# [What you will do]
Go through the listing and return every line with "EURJPY" in it.

-- START OF Input --

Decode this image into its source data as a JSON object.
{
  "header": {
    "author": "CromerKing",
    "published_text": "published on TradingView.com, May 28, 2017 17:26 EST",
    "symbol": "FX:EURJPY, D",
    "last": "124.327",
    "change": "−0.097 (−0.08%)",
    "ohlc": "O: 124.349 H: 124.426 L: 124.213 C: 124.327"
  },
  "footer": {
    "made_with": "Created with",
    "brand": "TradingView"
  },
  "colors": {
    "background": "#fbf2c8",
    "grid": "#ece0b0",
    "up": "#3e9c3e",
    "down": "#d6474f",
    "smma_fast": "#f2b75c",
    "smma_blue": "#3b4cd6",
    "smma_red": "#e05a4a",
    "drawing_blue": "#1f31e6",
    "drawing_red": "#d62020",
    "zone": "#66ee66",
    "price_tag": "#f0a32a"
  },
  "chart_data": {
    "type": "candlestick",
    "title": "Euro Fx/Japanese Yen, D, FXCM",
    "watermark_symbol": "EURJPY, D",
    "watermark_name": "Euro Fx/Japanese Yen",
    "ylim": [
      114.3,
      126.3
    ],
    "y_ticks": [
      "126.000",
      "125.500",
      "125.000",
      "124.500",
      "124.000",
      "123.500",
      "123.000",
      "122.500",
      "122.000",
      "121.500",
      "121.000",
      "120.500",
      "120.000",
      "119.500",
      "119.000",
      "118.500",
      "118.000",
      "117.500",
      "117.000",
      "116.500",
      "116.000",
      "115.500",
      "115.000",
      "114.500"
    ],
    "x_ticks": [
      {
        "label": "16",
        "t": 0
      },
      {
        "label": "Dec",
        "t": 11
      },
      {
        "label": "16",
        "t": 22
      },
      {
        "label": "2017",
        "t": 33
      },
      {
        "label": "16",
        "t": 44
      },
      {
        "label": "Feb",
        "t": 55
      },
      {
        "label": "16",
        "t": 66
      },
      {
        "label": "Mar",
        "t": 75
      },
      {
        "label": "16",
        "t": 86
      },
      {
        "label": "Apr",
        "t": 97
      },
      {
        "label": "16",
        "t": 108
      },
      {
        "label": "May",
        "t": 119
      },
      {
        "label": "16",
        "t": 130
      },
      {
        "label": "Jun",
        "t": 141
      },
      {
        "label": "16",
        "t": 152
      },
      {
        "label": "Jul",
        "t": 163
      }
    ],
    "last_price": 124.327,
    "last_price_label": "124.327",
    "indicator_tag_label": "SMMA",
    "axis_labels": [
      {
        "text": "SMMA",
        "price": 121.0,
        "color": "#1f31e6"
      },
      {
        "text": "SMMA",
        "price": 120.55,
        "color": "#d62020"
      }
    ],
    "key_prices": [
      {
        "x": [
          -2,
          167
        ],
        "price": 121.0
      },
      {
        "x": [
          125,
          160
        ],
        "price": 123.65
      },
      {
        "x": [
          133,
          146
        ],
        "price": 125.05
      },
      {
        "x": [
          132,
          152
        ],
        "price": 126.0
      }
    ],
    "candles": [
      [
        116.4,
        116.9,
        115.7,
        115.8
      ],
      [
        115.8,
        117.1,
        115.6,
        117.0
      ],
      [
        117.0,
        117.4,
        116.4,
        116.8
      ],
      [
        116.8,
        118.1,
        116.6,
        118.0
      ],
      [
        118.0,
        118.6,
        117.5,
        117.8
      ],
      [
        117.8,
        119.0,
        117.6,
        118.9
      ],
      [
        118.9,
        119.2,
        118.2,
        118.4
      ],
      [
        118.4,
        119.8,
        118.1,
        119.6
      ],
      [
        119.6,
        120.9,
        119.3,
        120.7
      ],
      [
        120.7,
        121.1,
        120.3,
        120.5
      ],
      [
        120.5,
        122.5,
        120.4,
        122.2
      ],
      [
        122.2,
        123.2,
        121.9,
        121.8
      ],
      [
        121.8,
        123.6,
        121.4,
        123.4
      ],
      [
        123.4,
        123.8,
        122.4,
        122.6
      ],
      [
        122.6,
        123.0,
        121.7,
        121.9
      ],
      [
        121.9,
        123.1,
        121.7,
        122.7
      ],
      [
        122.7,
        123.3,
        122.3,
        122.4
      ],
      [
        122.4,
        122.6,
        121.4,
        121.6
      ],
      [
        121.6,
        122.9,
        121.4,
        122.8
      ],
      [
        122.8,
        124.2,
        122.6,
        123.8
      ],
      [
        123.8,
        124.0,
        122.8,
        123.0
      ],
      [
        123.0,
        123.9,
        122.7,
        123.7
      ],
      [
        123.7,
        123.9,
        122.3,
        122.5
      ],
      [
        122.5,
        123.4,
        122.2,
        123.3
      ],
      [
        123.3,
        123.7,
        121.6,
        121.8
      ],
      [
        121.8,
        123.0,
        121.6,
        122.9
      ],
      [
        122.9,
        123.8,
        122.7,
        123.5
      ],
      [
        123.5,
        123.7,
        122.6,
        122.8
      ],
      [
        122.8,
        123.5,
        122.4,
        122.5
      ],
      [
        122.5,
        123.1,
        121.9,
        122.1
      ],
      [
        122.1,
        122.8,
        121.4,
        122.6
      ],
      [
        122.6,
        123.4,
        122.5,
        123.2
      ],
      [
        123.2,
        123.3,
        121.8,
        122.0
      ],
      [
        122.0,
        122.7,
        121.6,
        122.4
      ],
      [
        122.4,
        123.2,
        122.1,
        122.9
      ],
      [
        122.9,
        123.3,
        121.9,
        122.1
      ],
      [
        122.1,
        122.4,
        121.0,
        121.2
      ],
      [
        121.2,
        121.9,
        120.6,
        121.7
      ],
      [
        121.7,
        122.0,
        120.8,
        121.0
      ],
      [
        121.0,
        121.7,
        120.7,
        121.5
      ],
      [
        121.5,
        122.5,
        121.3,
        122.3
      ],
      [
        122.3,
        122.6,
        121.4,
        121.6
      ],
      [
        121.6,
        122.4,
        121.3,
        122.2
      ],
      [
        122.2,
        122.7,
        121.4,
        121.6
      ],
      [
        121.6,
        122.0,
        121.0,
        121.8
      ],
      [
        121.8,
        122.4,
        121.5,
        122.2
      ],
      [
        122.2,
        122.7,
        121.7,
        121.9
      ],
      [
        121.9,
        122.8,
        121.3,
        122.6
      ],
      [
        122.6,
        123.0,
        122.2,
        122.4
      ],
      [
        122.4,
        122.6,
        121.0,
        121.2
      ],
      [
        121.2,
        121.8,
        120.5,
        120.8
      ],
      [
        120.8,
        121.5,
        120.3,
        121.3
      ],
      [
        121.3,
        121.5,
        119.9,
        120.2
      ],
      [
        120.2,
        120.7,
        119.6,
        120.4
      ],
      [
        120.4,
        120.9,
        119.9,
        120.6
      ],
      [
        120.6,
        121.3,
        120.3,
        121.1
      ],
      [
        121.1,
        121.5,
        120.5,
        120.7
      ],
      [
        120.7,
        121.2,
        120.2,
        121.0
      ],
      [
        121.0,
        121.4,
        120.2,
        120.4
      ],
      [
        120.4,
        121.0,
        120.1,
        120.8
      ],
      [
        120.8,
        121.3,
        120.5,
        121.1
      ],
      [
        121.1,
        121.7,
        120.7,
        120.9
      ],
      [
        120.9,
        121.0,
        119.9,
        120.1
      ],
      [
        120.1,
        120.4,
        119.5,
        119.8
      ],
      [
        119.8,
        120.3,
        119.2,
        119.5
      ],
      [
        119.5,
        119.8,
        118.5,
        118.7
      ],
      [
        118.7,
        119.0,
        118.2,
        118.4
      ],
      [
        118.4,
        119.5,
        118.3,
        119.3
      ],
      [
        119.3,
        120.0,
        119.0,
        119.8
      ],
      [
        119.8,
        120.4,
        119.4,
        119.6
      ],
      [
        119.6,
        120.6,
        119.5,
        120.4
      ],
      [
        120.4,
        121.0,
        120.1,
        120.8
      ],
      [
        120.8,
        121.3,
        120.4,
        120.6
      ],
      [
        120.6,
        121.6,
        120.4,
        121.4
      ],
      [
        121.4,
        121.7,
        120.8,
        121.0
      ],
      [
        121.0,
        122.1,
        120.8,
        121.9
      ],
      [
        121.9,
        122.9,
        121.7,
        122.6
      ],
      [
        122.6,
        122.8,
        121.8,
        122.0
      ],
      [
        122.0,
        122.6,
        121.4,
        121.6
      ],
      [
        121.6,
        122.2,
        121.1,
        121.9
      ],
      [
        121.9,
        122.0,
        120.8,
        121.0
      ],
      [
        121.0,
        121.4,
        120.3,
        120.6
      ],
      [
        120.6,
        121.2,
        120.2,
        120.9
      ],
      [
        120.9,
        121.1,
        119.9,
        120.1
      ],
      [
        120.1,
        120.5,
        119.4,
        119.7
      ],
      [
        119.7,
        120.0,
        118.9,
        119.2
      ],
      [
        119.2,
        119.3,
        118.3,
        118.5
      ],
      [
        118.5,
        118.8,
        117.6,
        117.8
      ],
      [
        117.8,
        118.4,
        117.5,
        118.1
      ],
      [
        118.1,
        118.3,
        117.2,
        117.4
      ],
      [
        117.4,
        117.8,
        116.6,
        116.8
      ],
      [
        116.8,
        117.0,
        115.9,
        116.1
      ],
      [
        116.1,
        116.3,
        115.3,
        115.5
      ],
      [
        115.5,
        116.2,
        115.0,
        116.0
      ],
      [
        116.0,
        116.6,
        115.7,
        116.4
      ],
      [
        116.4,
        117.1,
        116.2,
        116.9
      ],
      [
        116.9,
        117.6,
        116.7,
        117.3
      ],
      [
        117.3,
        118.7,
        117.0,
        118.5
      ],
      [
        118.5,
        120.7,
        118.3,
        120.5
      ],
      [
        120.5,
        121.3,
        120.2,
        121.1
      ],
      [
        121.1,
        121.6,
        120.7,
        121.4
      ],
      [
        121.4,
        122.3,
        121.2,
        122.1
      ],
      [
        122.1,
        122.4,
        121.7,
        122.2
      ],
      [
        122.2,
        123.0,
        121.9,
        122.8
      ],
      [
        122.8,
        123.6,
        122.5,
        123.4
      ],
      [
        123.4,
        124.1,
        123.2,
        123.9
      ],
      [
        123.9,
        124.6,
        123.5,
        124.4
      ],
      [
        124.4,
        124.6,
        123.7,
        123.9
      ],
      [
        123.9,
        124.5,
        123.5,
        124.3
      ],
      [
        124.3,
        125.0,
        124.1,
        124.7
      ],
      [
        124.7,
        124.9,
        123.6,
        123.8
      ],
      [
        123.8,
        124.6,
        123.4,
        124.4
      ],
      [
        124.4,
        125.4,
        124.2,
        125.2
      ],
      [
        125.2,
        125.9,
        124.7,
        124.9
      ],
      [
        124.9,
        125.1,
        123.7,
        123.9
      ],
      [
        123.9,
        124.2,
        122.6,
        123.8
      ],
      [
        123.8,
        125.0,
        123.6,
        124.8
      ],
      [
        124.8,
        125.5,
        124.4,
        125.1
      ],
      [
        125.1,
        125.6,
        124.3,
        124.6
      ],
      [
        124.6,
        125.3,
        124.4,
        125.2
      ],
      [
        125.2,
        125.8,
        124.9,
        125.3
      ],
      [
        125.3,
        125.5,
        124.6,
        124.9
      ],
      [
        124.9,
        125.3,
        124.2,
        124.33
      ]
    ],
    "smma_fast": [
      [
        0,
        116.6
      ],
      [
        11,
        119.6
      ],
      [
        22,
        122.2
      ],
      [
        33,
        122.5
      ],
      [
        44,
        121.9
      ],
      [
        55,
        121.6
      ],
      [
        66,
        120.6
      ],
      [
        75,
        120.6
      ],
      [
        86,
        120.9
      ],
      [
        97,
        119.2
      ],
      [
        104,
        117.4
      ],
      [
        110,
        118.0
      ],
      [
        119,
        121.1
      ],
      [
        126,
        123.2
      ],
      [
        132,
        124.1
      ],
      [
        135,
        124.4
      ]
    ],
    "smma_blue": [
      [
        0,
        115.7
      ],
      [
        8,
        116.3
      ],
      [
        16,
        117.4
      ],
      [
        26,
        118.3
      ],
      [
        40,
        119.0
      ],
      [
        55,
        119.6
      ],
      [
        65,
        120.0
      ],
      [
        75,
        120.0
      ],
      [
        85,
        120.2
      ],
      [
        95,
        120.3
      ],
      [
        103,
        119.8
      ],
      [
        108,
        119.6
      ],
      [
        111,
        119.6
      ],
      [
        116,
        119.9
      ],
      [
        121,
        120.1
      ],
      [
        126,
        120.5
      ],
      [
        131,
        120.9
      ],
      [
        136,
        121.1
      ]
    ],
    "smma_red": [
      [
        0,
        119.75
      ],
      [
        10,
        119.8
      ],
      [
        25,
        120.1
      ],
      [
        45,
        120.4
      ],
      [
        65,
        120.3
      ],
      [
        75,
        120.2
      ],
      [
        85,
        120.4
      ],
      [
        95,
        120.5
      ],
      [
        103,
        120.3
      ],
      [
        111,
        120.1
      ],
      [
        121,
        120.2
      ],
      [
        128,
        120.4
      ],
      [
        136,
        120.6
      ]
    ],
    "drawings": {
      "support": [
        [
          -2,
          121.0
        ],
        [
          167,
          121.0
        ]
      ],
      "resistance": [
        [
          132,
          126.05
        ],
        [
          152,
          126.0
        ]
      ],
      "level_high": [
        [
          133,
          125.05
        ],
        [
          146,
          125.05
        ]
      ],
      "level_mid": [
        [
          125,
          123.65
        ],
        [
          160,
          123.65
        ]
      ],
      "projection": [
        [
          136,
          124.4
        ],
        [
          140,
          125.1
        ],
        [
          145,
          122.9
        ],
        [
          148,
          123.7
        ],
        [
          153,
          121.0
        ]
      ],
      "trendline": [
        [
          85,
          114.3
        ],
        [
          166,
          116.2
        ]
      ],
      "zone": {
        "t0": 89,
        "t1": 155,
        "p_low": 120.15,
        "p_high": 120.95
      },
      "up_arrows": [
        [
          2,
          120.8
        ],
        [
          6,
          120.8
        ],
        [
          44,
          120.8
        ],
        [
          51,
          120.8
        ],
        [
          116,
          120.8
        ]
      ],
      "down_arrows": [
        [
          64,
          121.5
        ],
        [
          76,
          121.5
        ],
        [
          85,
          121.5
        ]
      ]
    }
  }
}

-- END OF Input --

# [Task answer]
    "symbol": "FX:EURJPY, D",
    "watermark_symbol": "EURJPY, D",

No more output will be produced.